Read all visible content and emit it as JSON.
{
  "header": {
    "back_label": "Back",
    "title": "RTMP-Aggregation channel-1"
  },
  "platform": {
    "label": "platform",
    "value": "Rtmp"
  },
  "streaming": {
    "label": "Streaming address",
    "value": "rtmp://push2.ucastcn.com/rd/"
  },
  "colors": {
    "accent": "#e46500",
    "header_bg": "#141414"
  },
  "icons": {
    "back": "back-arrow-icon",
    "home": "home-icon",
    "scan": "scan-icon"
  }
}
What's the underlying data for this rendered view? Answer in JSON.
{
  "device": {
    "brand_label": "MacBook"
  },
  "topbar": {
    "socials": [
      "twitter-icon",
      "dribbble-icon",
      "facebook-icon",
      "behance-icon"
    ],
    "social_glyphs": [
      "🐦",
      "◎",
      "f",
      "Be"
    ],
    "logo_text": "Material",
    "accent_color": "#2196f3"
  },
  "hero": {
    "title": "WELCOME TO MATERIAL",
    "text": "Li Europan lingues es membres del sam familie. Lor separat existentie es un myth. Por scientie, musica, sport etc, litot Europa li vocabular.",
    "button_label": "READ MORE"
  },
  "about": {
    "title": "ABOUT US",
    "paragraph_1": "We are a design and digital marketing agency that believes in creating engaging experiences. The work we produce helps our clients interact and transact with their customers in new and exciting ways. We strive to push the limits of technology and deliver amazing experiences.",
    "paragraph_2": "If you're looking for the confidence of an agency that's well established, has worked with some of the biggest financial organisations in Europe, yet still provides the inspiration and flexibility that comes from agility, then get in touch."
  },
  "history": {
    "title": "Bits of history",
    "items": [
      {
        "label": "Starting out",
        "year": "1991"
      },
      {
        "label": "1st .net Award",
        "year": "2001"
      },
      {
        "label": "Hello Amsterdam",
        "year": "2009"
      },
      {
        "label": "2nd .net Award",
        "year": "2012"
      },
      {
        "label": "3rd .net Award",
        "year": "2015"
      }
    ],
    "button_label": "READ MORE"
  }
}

____________________

● **Exercise brief**:
Return each line of the listing that holds the string "year".

● **Complete output**:
        "year": "1991"
        "year": "2001"
        "year": "2009"
        "year": "2012"
        "year": "2015"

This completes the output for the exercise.